Saved entries
========================

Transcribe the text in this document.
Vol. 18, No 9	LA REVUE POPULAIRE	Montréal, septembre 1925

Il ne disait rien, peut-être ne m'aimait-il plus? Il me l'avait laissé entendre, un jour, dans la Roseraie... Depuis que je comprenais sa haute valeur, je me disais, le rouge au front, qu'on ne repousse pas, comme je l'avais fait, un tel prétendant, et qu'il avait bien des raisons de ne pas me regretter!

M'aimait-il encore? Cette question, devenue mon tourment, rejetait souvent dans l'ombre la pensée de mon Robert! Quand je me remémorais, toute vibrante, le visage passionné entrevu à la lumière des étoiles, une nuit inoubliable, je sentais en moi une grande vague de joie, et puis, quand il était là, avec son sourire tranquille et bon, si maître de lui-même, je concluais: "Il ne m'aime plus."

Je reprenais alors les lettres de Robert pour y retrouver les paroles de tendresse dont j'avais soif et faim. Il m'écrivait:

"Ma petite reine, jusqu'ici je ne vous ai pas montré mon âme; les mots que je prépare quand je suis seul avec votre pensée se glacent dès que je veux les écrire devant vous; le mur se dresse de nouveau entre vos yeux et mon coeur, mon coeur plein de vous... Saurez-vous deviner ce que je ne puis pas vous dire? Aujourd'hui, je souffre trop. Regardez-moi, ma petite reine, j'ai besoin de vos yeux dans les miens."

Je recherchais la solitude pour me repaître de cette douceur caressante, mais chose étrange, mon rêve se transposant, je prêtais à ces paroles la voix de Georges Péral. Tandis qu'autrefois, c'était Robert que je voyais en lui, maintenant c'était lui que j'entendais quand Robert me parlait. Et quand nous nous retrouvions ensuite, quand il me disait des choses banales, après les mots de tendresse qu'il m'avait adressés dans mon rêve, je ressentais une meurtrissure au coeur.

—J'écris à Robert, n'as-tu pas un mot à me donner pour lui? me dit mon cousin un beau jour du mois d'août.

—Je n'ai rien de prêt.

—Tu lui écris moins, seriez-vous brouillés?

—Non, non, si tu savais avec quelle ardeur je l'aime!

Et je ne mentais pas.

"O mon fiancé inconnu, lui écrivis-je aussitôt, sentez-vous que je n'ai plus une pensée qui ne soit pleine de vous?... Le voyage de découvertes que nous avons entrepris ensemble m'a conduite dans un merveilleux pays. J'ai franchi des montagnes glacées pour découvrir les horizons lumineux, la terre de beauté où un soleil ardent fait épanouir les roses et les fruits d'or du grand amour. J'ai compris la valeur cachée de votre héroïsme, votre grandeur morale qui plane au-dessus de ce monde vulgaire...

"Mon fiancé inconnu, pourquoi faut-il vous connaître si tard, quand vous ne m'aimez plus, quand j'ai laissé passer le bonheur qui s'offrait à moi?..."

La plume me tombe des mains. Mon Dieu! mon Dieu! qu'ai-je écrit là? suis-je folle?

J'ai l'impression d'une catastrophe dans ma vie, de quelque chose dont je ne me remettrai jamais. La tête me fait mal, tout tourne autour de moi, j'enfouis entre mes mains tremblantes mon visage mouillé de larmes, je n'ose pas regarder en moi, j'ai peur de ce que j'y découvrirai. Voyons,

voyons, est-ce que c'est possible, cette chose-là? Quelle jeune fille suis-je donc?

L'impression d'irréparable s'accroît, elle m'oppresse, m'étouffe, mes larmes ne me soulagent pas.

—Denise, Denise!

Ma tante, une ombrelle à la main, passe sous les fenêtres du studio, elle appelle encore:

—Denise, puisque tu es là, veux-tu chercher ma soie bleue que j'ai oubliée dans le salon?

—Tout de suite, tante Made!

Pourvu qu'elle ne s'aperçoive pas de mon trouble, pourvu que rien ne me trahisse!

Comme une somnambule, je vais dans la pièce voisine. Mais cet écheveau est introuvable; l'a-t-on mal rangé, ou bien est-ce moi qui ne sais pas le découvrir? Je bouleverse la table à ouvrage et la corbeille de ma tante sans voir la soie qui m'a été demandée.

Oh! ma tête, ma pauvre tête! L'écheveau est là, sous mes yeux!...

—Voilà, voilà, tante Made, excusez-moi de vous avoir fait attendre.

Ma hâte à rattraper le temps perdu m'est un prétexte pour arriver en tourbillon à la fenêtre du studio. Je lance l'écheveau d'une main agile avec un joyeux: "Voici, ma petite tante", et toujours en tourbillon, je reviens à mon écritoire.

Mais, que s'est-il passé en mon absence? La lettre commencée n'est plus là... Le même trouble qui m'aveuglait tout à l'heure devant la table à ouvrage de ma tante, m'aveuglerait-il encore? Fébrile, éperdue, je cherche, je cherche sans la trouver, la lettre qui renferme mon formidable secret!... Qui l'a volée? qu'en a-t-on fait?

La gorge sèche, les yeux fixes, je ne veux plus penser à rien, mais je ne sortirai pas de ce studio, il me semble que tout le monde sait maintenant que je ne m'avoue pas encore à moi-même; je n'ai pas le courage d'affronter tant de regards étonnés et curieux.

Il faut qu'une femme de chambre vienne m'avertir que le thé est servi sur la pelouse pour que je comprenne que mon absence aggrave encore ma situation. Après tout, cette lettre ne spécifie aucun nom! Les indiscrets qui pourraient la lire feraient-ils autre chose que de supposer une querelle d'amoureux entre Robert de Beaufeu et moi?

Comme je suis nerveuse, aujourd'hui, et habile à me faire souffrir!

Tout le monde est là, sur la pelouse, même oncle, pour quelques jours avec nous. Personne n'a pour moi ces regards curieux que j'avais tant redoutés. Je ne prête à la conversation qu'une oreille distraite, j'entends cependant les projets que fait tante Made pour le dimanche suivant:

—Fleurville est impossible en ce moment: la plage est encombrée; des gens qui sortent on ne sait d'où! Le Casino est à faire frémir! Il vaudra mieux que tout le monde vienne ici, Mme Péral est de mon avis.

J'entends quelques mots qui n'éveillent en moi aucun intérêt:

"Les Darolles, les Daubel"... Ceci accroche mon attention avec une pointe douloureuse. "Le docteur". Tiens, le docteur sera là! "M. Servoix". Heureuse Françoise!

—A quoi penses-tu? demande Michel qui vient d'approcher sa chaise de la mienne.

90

========================

**Required task**
Above are the records; retype them all without a single difference.

**Written answer**
Transcribe the text in this document.
Vol. 18, No 9	LA REVUE POPULAIRE	Montréal, septembre 1925

Il ne disait rien, peut-être ne m'aimait-il plus? Il me l'avait laissé entendre, un jour, dans la Roseraie... Depuis que je comprenais sa haute valeur, je me disais, le rouge au front, qu'on ne repousse pas, comme je l'avais fait, un tel prétendant, et qu'il avait bien des raisons de ne pas me regretter!

M'aimait-il encore? Cette question, devenue mon tourment, rejetait souvent dans l'ombre la pensée de mon Robert! Quand je me remémorais, toute vibrante, le visage passionné entrevu à la lumière des étoiles, une nuit inoubliable, je sentais en moi une grande vague de joie, et puis, quand il était là, avec son sourire tranquille et bon, si maître de lui-même, je concluais: "Il ne m'aime plus."

Je reprenais alors les lettres de Robert pour y retrouver les paroles de tendresse dont j'avais soif et faim. Il m'écrivait:

"Ma petite reine, jusqu'ici je ne vous ai pas montré mon âme; les mots que je prépare quand je suis seul avec votre pensée se glacent dès que je veux les écrire devant vous; le mur se dresse de nouveau entre vos yeux et mon coeur, mon coeur plein de vous... Saurez-vous deviner ce que je ne puis pas vous dire? Aujourd'hui, je souffre trop. Regardez-moi, ma petite reine, j'ai besoin de vos yeux dans les miens."

Je recherchais la solitude pour me repaître de cette douceur caressante, mais chose étrange, mon rêve se transposant, je prêtais à ces paroles la voix de Georges Péral. Tandis qu'autrefois, c'était Robert que je voyais en lui, maintenant c'était lui que j'entendais quand Robert me parlait. Et quand nous nous retrouvions ensuite, quand il me disait des choses banales, après les mots de tendresse qu'il m'avait adressés dans mon rêve, je ressentais une meurtrissure au coeur.

—J'écris à Robert, n'as-tu pas un mot à me donner pour lui? me dit mon cousin un beau jour du mois d'août.

—Je n'ai rien de prêt.

—Tu lui écris moins, seriez-vous brouillés?

—Non, non, si tu savais avec quelle ardeur je l'aime!

Et je ne mentais pas.

"O mon fiancé inconnu, lui écrivis-je aussitôt, sentez-vous que je n'ai plus une pensée qui ne soit pleine de vous?... Le voyage de découvertes que nous avons entrepris ensemble m'a conduite dans un merveilleux pays. J'ai franchi des montagnes glacées pour découvrir les horizons lumineux, la terre de beauté où un soleil ardent fait épanouir les roses et les fruits d'or du grand amour. J'ai compris la valeur cachée de votre héroïsme, votre grandeur morale qui plane au-dessus de ce monde vulgaire...

"Mon fiancé inconnu, pourquoi faut-il vous connaître si tard, quand vous ne m'aimez plus, quand j'ai laissé passer le bonheur qui s'offrait à moi?..."

La plume me tombe des mains. Mon Dieu! mon Dieu! qu'ai-je écrit là? suis-je folle?

J'ai l'impression d'une catastrophe dans ma vie, de quelque chose dont je ne me remettrai jamais. La tête me fait mal, tout tourne autour de moi, j'enfouis entre mes mains tremblantes mon visage mouillé de larmes, je n'ose pas regarder en moi, j'ai peur de ce que j'y découvrirai. Voyons,

voyons, est-ce que c'est possible, cette chose-là? Quelle jeune fille suis-je donc?

L'impression d'irréparable s'accroît, elle m'oppresse, m'étouffe, mes larmes ne me soulagent pas.

—Denise, Denise!

Ma tante, une ombrelle à la main, passe sous les fenêtres du studio, elle appelle encore:

—Denise, puisque tu es là, veux-tu chercher ma soie bleue que j'ai oubliée dans le salon?

—Tout de suite, tante Made!

Pourvu qu'elle ne s'aperçoive pas de mon trouble, pourvu que rien ne me trahisse!

Comme une somnambule, je vais dans la pièce voisine. Mais cet écheveau est introuvable; l'a-t-on mal rangé, ou bien est-ce moi qui ne sais pas le découvrir? Je bouleverse la table à ouvrage et la corbeille de ma tante sans voir la soie qui m'a été demandée.

Oh! ma tête, ma pauvre tête! L'écheveau est là, sous mes yeux!...

—Voilà, voilà, tante Made, excusez-moi de vous avoir fait attendre.

Ma hâte à rattraper le temps perdu m'est un prétexte pour arriver en tourbillon à la fenêtre du studio. Je lance l'écheveau d'une main agile avec un joyeux: "Voici, ma petite tante", et toujours en tourbillon, je reviens à mon écritoire.

Mais, que s'est-il passé en mon absence? La lettre commencée n'est plus là... Le même trouble qui m'aveuglait tout à l'heure devant la table à ouvrage de ma tante, m'aveuglerait-il encore? Fébrile, éperdue, je cherche, je cherche sans la trouver, la lettre qui renferme mon formidable secret!... Qui l'a volée? qu'en a-t-on fait?

La gorge sèche, les yeux fixes, je ne veux plus penser à rien, mais je ne sortirai pas de ce studio, il me semble que tout le monde sait maintenant que je ne m'avoue pas encore à moi-même; je n'ai pas le courage d'affronter tant de regards étonnés et curieux.

Il faut qu'une femme de chambre vienne m'avertir que le thé est servi sur la pelouse pour que je comprenne que mon absence aggrave encore ma situation. Après tout, cette lettre ne spécifie aucun nom! Les indiscrets qui pourraient la lire feraient-ils autre chose que de supposer une querelle d'amoureux entre Robert de Beaufeu et moi?

Comme je suis nerveuse, aujourd'hui, et habile à me faire souffrir!

Tout le monde est là, sur la pelouse, même oncle, pour quelques jours avec nous. Personne n'a pour moi ces regards curieux que j'avais tant redoutés. Je ne prête à la conversation qu'une oreille distraite, j'entends cependant les projets que fait tante Made pour le dimanche suivant:

—Fleurville est impossible en ce moment: la plage est encombrée; des gens qui sortent on ne sait d'où! Le Casino est à faire frémir! Il vaudra mieux que tout le monde vienne ici, Mme Péral est de mon avis.

J'entends quelques mots qui n'éveillent en moi aucun intérêt:

"Les Darolles, les Daubel"... Ceci accroche mon attention avec une pointe douloureuse. "Le docteur". Tiens, le docteur sera là! "M. Servoix". Heureuse Françoise!

—A quoi penses-tu? demande Michel qui vient d'approcher sa chaise de la mienne.

90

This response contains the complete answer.